WHAT TO DO. Rewrite these lines so that "bounding box" becomes "enclosing box" and everything else stays the same. Leave the pictures out of your answer.

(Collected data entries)

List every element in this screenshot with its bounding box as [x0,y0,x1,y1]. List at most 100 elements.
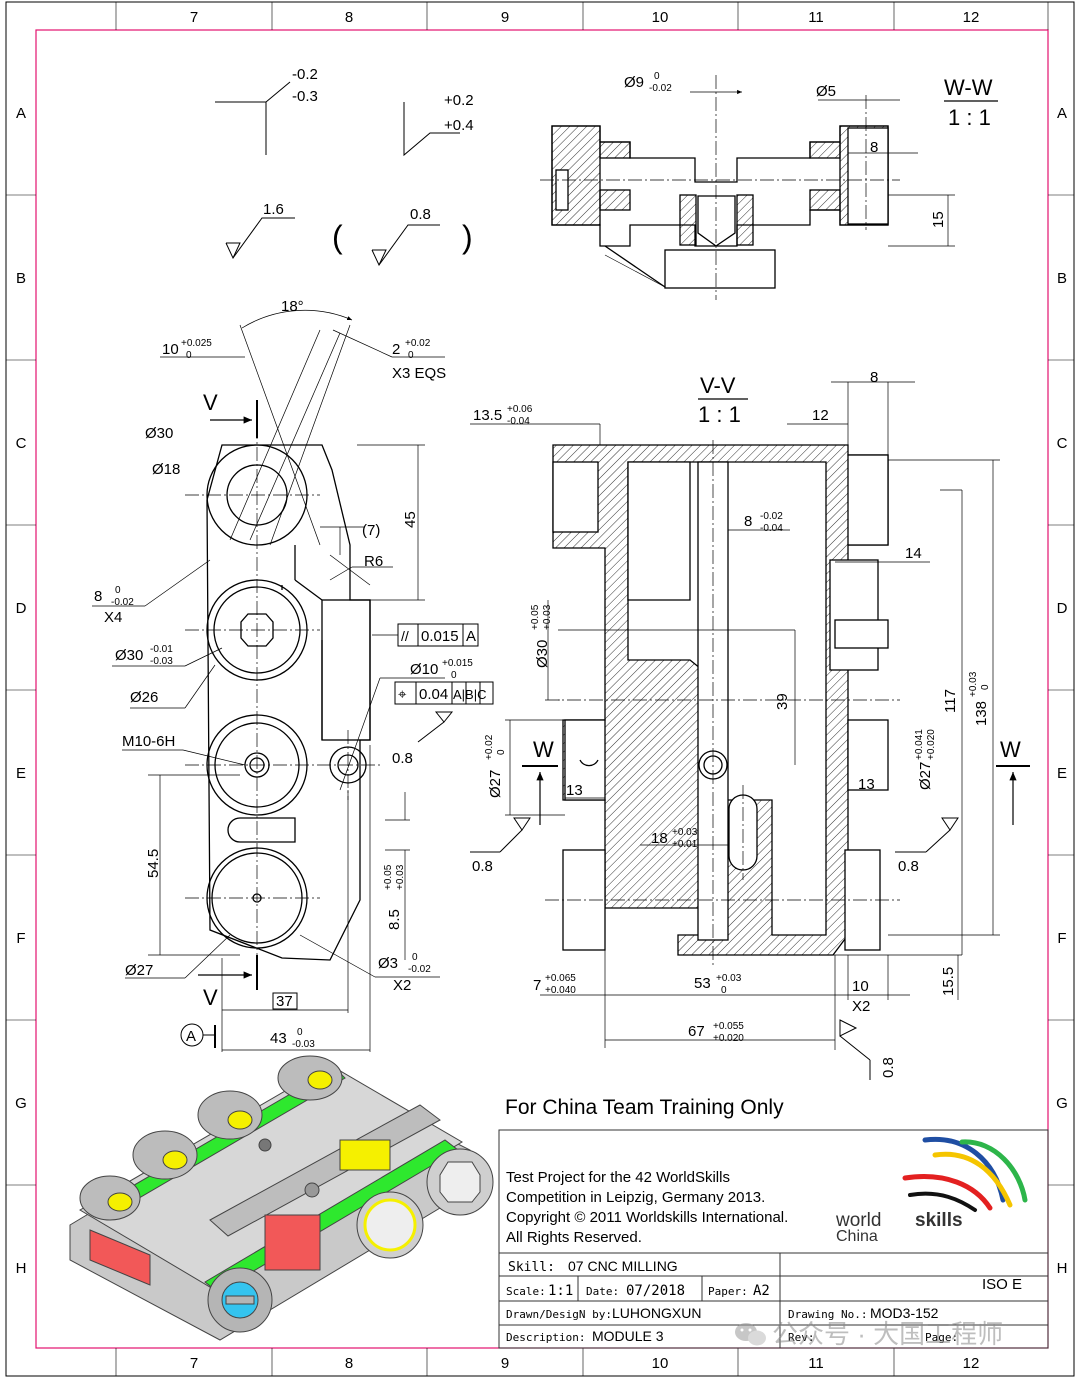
tol-upper: 0 [412,952,418,963]
section-marker-label: W [533,737,554,762]
dim-d30: Ø30 [145,425,173,442]
col-label: 11 [808,1355,824,1372]
dim-15-5: 15.5 [940,967,957,996]
title-line: Copyright © 2011 Worldskills Internation… [506,1209,788,1226]
tol-upper: +0.015 [442,658,473,669]
dim-10: 10 [852,978,869,995]
drawn-value: LUHONGXUN [612,1305,701,1321]
dim-d5: Ø5 [816,83,836,100]
logo-text-skills: skills [915,1210,963,1231]
roughness-value: 0.8 [472,858,493,875]
dim-54-5: 54.5 [145,849,162,878]
section-title: W-W [944,75,993,100]
section-marker-label: V [203,390,218,415]
tol-lower: +0.020 [713,1033,744,1044]
row-label: E [16,765,26,782]
dim-39: 39 [774,693,791,710]
paper-value: A2 [753,1283,770,1299]
tol-lower: +0.03 [395,864,406,890]
tol-upper: +0.03 [968,671,979,697]
drawn-label: Drawn/DesigN by: [506,1308,612,1321]
tol-lower: +0.040 [545,985,576,996]
roughness-paren: ( [332,219,343,255]
dim-13: 13 [566,782,583,799]
tol-lower: 0 [186,350,192,361]
drawing-no-value: MOD3-152 [870,1305,939,1321]
tol-lower: 0 [408,350,414,361]
tol-upper: +0.05 [530,604,541,630]
row-label: A [16,105,26,122]
row-label: F [16,930,25,947]
col-label: 11 [808,9,824,26]
gdt-tolerance: 0.015 [421,628,459,645]
dim-d3: Ø3 [378,955,398,972]
scale-label: Scale: [506,1285,546,1298]
gdt-symbol: // [401,628,409,644]
tol-upper: 0 [654,71,660,82]
dim-d27: Ø27 [125,962,153,979]
dim-w8: 8 [744,513,752,530]
dim-thread: M10-6H [122,733,175,750]
isometric-3d-view [69,1055,494,1341]
row-label: G [15,1095,27,1112]
tol-upper: -0.2 [292,66,318,83]
dim-note: X2 [393,977,411,994]
tolerance-notes [215,81,460,267]
dim-53: 53 [694,975,711,992]
section-marker-label: W [1000,737,1021,762]
dim-67: 67 [688,1023,705,1040]
dim-w2: 2 [392,341,400,358]
dim-8: 8 [870,369,878,386]
paper-label: Paper: [708,1285,748,1298]
tol-lower: +0.020 [926,729,937,760]
dim-12: 12 [812,407,829,424]
dim-13-5: 13.5 [473,407,502,424]
dim-13: 13 [858,776,875,793]
date-value: 07/2018 [626,1283,685,1299]
col-label: 12 [963,9,980,26]
col-label: 12 [963,1355,980,1372]
watermark-text: 公众号 · 大国工程师 [772,1319,1003,1349]
row-label: E [1057,765,1067,782]
tol-lower: -0.3 [292,88,318,105]
dim-138: 138 [973,701,990,726]
dim-45: 45 [402,511,419,528]
dim-d9: Ø9 [624,74,644,91]
training-banner: For China Team Training Only [505,1096,784,1119]
tol-lower: -0.02 [408,964,431,975]
dim-7: 7 [533,977,541,994]
rev-label: Rev: [788,1331,815,1344]
dim-37: 37 [276,993,293,1010]
roughness-value: 0.8 [898,858,919,875]
center-lines [545,440,900,965]
roughness-symbols [470,817,959,1080]
tol-lower: -0.02 [649,83,672,94]
tol-lower: -0.03 [150,656,173,667]
skill-value: 07 CNC MILLING [568,1258,678,1274]
tol-upper: +0.041 [914,729,925,760]
col-label: 10 [652,1355,669,1372]
tol-upper: +0.06 [507,404,533,415]
dim-7: (7) [362,522,380,539]
title-block [498,1129,1049,1349]
tol-upper: +0.025 [181,338,212,349]
col-label: 7 [190,9,198,26]
wechat-icon [735,1323,766,1346]
col-label: 8 [345,9,353,26]
row-label: A [1057,105,1067,122]
desc-label: Description: [506,1331,585,1344]
dim-8-5: 8.5 [386,909,403,930]
roughness-value: 0.8 [392,750,413,767]
dim-15: 15 [930,211,947,228]
tol-lower: 0 [496,749,507,755]
dim-117: 117 [942,689,959,713]
datum-label: A [186,1028,196,1045]
tol-lower: -0.04 [507,416,530,427]
section-scale: 1 : 1 [948,105,991,130]
gdt-datums: A|B|C [453,687,486,702]
col-label: 9 [501,9,509,26]
scale-value: 1:1 [548,1283,573,1299]
worldskills-logo [902,1136,1028,1212]
gdt-tolerance: 0.04 [419,686,448,703]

RESULT OF THE EXERCISE.
List every element in this screenshot with its enclosing box as [x0,y0,x1,y1]. List at most 100 elements.
tol-upper: 0 [412,952,418,963]
section-marker-label: W [533,737,554,762]
dim-d30: Ø30 [145,425,173,442]
col-label: 11 [808,1355,824,1372]
dim-15-5: 15.5 [940,967,957,996]
title-line: Copyright © 2011 Worldskills Internation… [506,1209,788,1226]
tol-upper: +0.015 [442,658,473,669]
dim-10: 10 [852,978,869,995]
drawn-value: LUHONGXUN [612,1305,701,1321]
dim-d5: Ø5 [816,83,836,100]
logo-text-skills: skills [915,1210,963,1231]
roughness-value: 0.8 [472,858,493,875]
dim-54-5: 54.5 [145,849,162,878]
section-title: W-W [944,75,993,100]
section-marker-label: V [203,390,218,415]
tol-lower: +0.020 [713,1033,744,1044]
row-label: E [16,765,26,782]
dim-39: 39 [774,693,791,710]
paper-value: A2 [753,1283,770,1299]
tol-lower: +0.03 [395,864,406,890]
tol-upper: +0.03 [968,671,979,697]
drawn-label: Drawn/DesigN by: [506,1308,612,1321]
tol-lower: +0.040 [545,985,576,996]
roughness-paren: ( [332,219,343,255]
dim-13: 13 [566,782,583,799]
tol-lower: 0 [186,350,192,361]
drawing-no-value: MOD3-152 [870,1305,939,1321]
tol-lower: 0 [408,350,414,361]
tol-upper: +0.05 [530,604,541,630]
row-label: A [16,105,26,122]
row-label: F [16,930,25,947]
col-label: 11 [808,9,824,26]
gdt-tolerance: 0.015 [421,628,459,645]
dim-d3: Ø3 [378,955,398,972]
scale-label: Scale: [506,1285,546,1298]
gdt-symbol: // [401,628,409,644]
tol-upper: 0 [654,71,660,82]
dim-d27: Ø27 [125,962,153,979]
dim-w8: 8 [744,513,752,530]
dim-thread: M10-6H [122,733,175,750]
isometric-3d-view [69,1055,494,1341]
row-label: G [15,1095,27,1112]
tol-upper: -0.2 [292,66,318,83]
dim-note: X2 [393,977,411,994]
tolerance-notes [215,81,460,267]
dim-53: 53 [694,975,711,992]
section-marker-label: W [1000,737,1021,762]
dim-67: 67 [688,1023,705,1040]
dim-w2: 2 [392,341,400,358]
dim-8: 8 [870,369,878,386]
paper-label: Paper: [708,1285,748,1298]
tol-lower: +0.020 [926,729,937,760]
dim-12: 12 [812,407,829,424]
dim-13-5: 13.5 [473,407,502,424]
dim-13: 13 [858,776,875,793]
date-value: 07/2018 [626,1283,685,1299]
col-label: 12 [963,9,980,26]
col-label: 12 [963,1355,980,1372]
watermark-text: 公众号 · 大国工程师 [772,1319,1003,1349]
row-label: E [1057,765,1067,782]
tol-lower: -0.3 [292,88,318,105]
dim-138: 138 [973,701,990,726]
dim-45: 45 [402,511,419,528]
dim-d9: Ø9 [624,74,644,91]
training-banner: For China Team Training Only [505,1096,784,1119]
tol-lower: -0.02 [408,964,431,975]
dim-7: 7 [533,977,541,994]
rev-label: Rev: [788,1331,815,1344]
dim-37: 37 [276,993,293,1010]
roughness-value: 0.8 [898,858,919,875]
center-lines [545,440,900,965]
roughness-symbols [470,817,959,1080]
tol-lower: -0.02 [649,83,672,94]
tol-lower: -0.03 [150,656,173,667]
skill-value: 07 CNC MILLING [568,1258,678,1274]
tol-upper: +0.041 [914,729,925,760]
col-label: 10 [652,1355,669,1372]
tol-upper: +0.06 [507,404,533,415]
dim-7: (7) [362,522,380,539]
title-block [498,1129,1049,1349]
tol-upper: +0.025 [181,338,212,349]
col-label: 7 [190,9,198,26]
wechat-icon [735,1323,766,1346]
col-label: 8 [345,9,353,26]
row-label: A [1057,105,1067,122]
desc-label: Description: [506,1331,585,1344]
dim-8-5: 8.5 [386,909,403,930]
roughness-value: 0.8 [392,750,413,767]
dim-15: 15 [930,211,947,228]
tol-lower: 0 [496,749,507,755]
dim-117: 117 [942,689,959,713]
datum-label: A [186,1028,196,1045]
tol-lower: -0.04 [507,416,530,427]
section-scale: 1 : 1 [948,105,991,130]
gdt-datums: A|B|C [453,687,486,702]
col-label: 9 [501,9,509,26]
scale-value: 1:1 [548,1283,573,1299]
worldskills-logo [902,1136,1028,1212]
gdt-tolerance: 0.04 [419,686,448,703]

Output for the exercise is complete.